### RECORDS TO PROCESS ###
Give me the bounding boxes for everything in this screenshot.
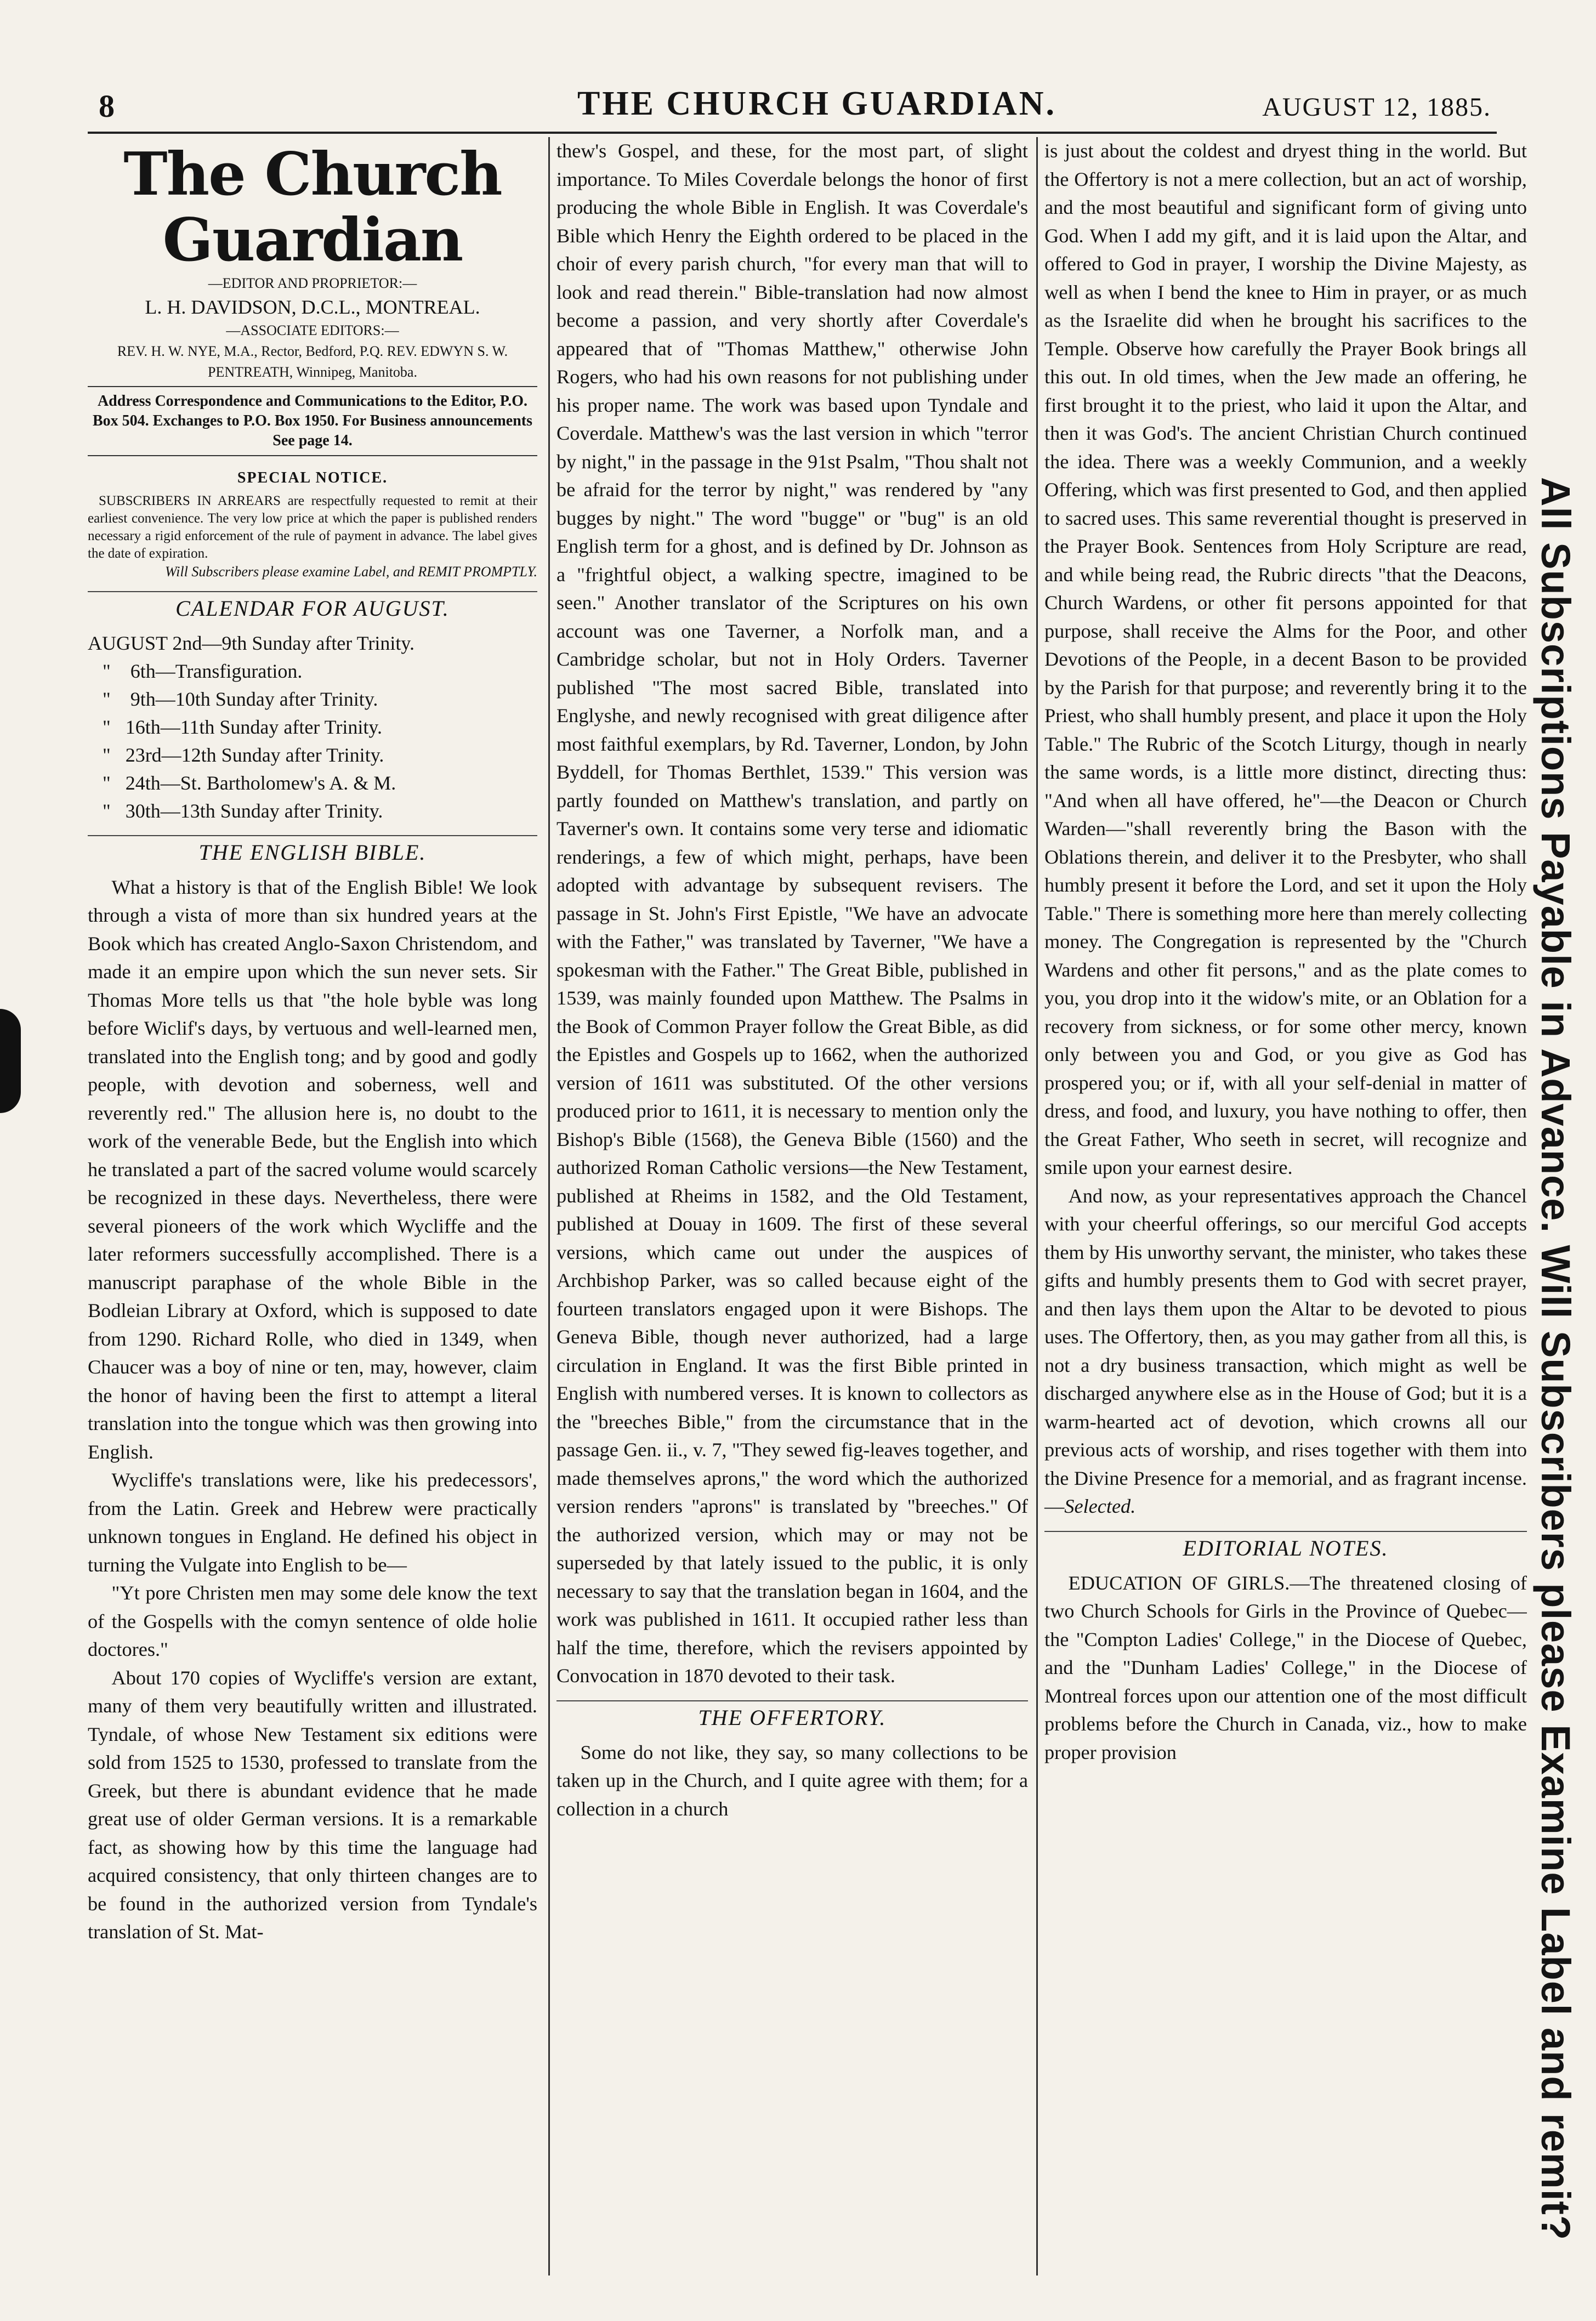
- article-paragraph: thew's Gospel, and these, for the most part, of slight importance. To Miles Coverdale belongs the honor of first producing the whole Bible in English. It was Coverdale's Bible which Henry the Eighth ordered to be placed in the choir of every parish church, "for every man that will to look and read therein." Bible-translation had now almost become a passion, and very shortly after Coverdale's appeared that of "Thomas Matthew," otherwise John Rogers, who had his own reasons for not publishing under his proper name. The work was based upon Tyndale and Coverdale. Matthew's was the last version in which "terror by night," in the passage in the 91st Psalm, "Thou shalt not be afraid for the terror by night," was rendered by "any bugges by night." The word "bugge" or "bug" is an old English term for a ghost, and is defined by Dr. Johnson as a "frightful object, a walking spectre, imagined to be seen." Another translator of the Scriptures on his own account was one Taverner, a Norfolk man, and a Cambridge scholar, but not in Holy Orders. Taverner published "The most sacred Bible, translated into Englyshe, and newly recognised with great diligence after most faithful exemplars, by Rd. Taverner, London, by John Byddell, for Thomas Berthlet, 1539." This version was partly founded on Matthew's translation, and partly on Taverner's own. It contains some very terse and idiomatic renderings, a few of which might, perhaps, have been adopted with advantage by subsequent revisers. The passage in St. John's First Epistle, "We have an advocate with the Father," was translated by Taverner, "We have a spokesman with the Father." The Great Bible, published in 1539, was mainly founded upon Matthew. The Psalms in the Book of Common Prayer follow the Great Bible, as did the Epistles and Gospels up to 1662, when the authorized version of 1611 was substituted. Of the other versions produced prior to 1611, it is necessary to mention only the Bishop's Bible (1568), the Geneva Bible (1560) and the authorized Roman Catholic versions—the New Testament, published at Rheims in 1582, and the Old Testament, published at Douay in 1609. The first of these several versions, which came out under the auspices of Archbishop Parker, was so called because eight of the fourteen translators engaged upon it were Bishops. The Geneva Bible, though never authorized, had a large circulation in England. It was the first Bible printed in English with numbered verses. It is known to collectors as the "breeches Bible," from the circumstance that in the passage Gen. ii., v. 7, "They sewed fig-leaves together, and made themselves aprons," the word which the authorized version renders "aprons" is translated by "breeches." Of the authorized version, which may or may not be superseded by that lately issued to the public, it is only necessary to say that the translation began in 1604, and the work was published in 1611. It occupied rather less than half the time, therefore, which the revisers appointed by Convocation in 1870 devoted to their task.: [556, 140, 1028, 1687]
- article-paragraph: EDUCATION OF GIRLS.—The threatened closing of two Church Schools for Girls in the Province of Quebec—the "Compton Ladies' College," in the Diocese of Quebec, and the "Dunham Ladies' College," in the Diocese of Montreal forces upon our attention one of the most difficult problems before the Church in Canada, viz., how to make proper provision: [1044, 1571, 1527, 1763]
- calendar-heading: CALENDAR FOR AUGUST.: [88, 591, 537, 625]
- article-paragraph: [1044, 1182, 1527, 1521]
- article-paragraph: What a history is that of the English Bible! We look through a vista of more than six hundred years at the Book which has created Anglo-Saxon Christendom, and made it an empire upon which the sun never sets. Sir Thomas More tells us that "the hole byble was long before Wiclif's days, by vertuous and well-learned men, translated into the English tong; and by good and godly people, with devotion and soberness, well and reverently red." The allusion here is, no doubt to the work of the venerable Bede, but the English into which he translated a part of the sacred volume would scarcely be recognized in these days. Nevertheless, there were several pioneers of the work which Wycliffe and the later reformers successfully accomplished. There is a manuscript paraphase of the whole Bible in the Bodleian Library at Oxford, which is supposed to date from 1290. Richard Rolle, who died in 1349, when Chaucer was a boy of nine or ten, may, however, claim the honor of having been the first to attempt a literal translation into the tongue which was then growing into English.: [88, 876, 537, 1463]
- editor-label: —EDITOR AND PROPRIETOR:—: [208, 275, 417, 291]
- calendar-entry: " 9th—10th Sunday after Trinity.: [88, 688, 378, 710]
- masthead: [88, 82, 1497, 134]
- calendar-entry: " 6th—Transfiguration.: [88, 660, 303, 682]
- nameplate-title: The Church Guardian: [123, 140, 502, 275]
- calendar-entry: " 16th—11th Sunday after Trinity.: [88, 716, 383, 738]
- page-number: 8: [99, 88, 115, 124]
- calendar-entry: AUGUST 2nd—9th Sunday after Trinity.: [88, 632, 415, 654]
- special-notice-tail: Will Subscribers please examine Label, and REMIT PROMPTLY.: [164, 563, 537, 580]
- calendar-entry: " 24th—St. Bartholomew's A. & M.: [88, 771, 396, 794]
- english-bible-heading: THE ENGLISH BIBLE.: [88, 835, 537, 869]
- calendar-entry: " 30th—13th Sunday after Trinity.: [88, 799, 383, 822]
- column-1: [88, 137, 537, 2275]
- editorial-notes-heading: EDITORIAL NOTES.: [1044, 1531, 1527, 1565]
- margin-marker: [0, 1009, 21, 1113]
- column-2: [548, 137, 1028, 2275]
- associate-label: —ASSOCIATE EDITORS:—: [226, 322, 399, 338]
- address-notice: Address Correspondence and Communications to the Editor, P.O. Box 504. Exchanges to P.O. Box 1950. For Business announcements See page 14.: [88, 386, 537, 456]
- article-text: And now, as your representatives approach the Chancel with your cheerful offerings, so our merciful God accepts them by His unworthy servant, the minister, who takes these gifts and humbly presents them to God with secret prayer, and then lays them upon the Altar to be devoted to pious uses. The Offertory, then, as you may gather from all this, is not a dry business transaction, which might as well be discharged anywhere else as in the House of God; but it is a warm-hearted act of devotion, which crowns all our previous acts of worship, and rises together with them into the Divine Presence for a memorial, and as fragrant incense.—: [1044, 1184, 1527, 1517]
- sidebar-text: All Subscriptions Payable in Advance. Will Subscribers please Examine Label and remit?: [1533, 477, 1578, 2241]
- article-paragraph: About 170 copies of Wycliffe's version are extant, many of them very beautifully written and illustrated. Tyndale, of whose New Testament six editions were sold from 1525 to 1530, professed to translate from the Greek, but there is abundant evidence that he made great use of older German versions. It is a remarkable fact, as showing how by this time the language had acquired consistency, that only thirteen changes are to be found in the authorized version from Tyndale's translation of St. Mat-: [88, 1666, 537, 1943]
- offertory-heading: THE OFFERTORY.: [556, 1700, 1028, 1734]
- calendar-entry: " 23rd—12th Sunday after Trinity.: [88, 744, 384, 766]
- subscription-sidebar: [1524, 477, 1584, 2241]
- associate-editors: REV. H. W. NYE, M.A., Rector, Bedford, P.Q. REV. EDWYN S. W. PENTREATH, Winnipeg, Manitoba.: [117, 343, 508, 380]
- running-title: THE CHURCH GUARDIAN.: [577, 85, 1057, 122]
- editor-name: L. H. DAVIDSON, D.C.L., MONTREAL.: [145, 296, 480, 318]
- special-notice-body: SUBSCRIBERS IN ARREARS are respectfully requested to remit at their earliest convenience. The very low price at which the paper is published renders necessary a rigid enforcement of the rule of payment in advance. The label gives the date of expiration.: [88, 493, 537, 561]
- attribution: Selected.: [1064, 1495, 1136, 1517]
- special-notice-heading: SPECIAL NOTICE.: [237, 469, 388, 486]
- article-paragraph: is just about the coldest and dryest thing in the world. But the Offertory is not a mere collection, but an act of worship, and the most beautiful and significant form of giving unto God. When I add my gift, and it is laid upon the Altar, and offered to God in prayer, I worship the Divine Majesty, as well as when I bend the knee to Him in prayer, or as much as the Israelite did when he brought his sacrifices to the Temple. Observe how carefully the Prayer Book brings all this out. In old times, when the Jew made an offering, he first brought it to the priest, who laid it upon the Altar, and then it was God's. The ancient Christian Church continued the idea. There was a weekly Communion, and a weekly Offering, which was first presented to God, and then applied to sacred uses. This same reverential thought is preserved in the Prayer Book. Sentences from Holy Scripture are read, and while being read, the Rubric directs "that the Deacons, Church Wardens, or other fit persons appointed for that purpose, shall receive the Alms for the Poor, and other Devotions of the People, in a decent Bason to be provided by the Parish for that purpose; and reverently bring it to the Priest, who shall humbly present, and place it upon the Holy Table." The Rubric of the Scotch Liturgy, though in nearly the same words, is a little more distinct, directing thus: "And when all have offered, he"—the Deacon or Church Warden—"shall reverently bring the Bason with the Oblations therein, and deliver it to the Presbyter, who shall humbly present it before the Lord, and set it upon the Holy Table." There is something more here than merely collecting money. The Congregation is represented by the "Church Wardens and other fit persons," and as the plate comes to you, you drop into it the widow's mite, or an Oblation for a recovery from sickness, or for some other mercy, known only between you and God, or you give as God has prospered you; or if, with all your self-denial in matter of dress, and food, and luxury, you have nothing to offer, then the Great Father, Who seeth in secret, will recognize and smile upon your earnest desire.: [1044, 140, 1527, 1178]
- column-3: [1036, 137, 1527, 2275]
- article-paragraph: Some do not like, they say, so many collections to be taken up in the Church, and I quite agree with them; for a collection in a church: [556, 1741, 1028, 1820]
- issue-date: AUGUST 12, 1885.: [1262, 93, 1491, 122]
- article-quote: "Yt pore Christen men may some dele know the text of the Gospells with the comyn sentence of olde holie doctores.": [88, 1582, 537, 1660]
- article-paragraph: Wycliffe's translations were, like his predecessors', from the Latin. Greek and Hebrew were practically unknown tongues in England. He defined his object in turning the Vulgate into English to be—: [88, 1469, 537, 1576]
###
**PROBLEM DESCRIPTION**
List each line in the data above that contains the word "please".

**THE RESULT**
- special-notice-tail: Will Subscribers please examine Label, and REMIT PROMPTLY.: [164, 563, 537, 580]
- sidebar-text: All Subscriptions Payable in Advance. Will Subscribers please Examine Label and remit?: [1533, 477, 1578, 2241]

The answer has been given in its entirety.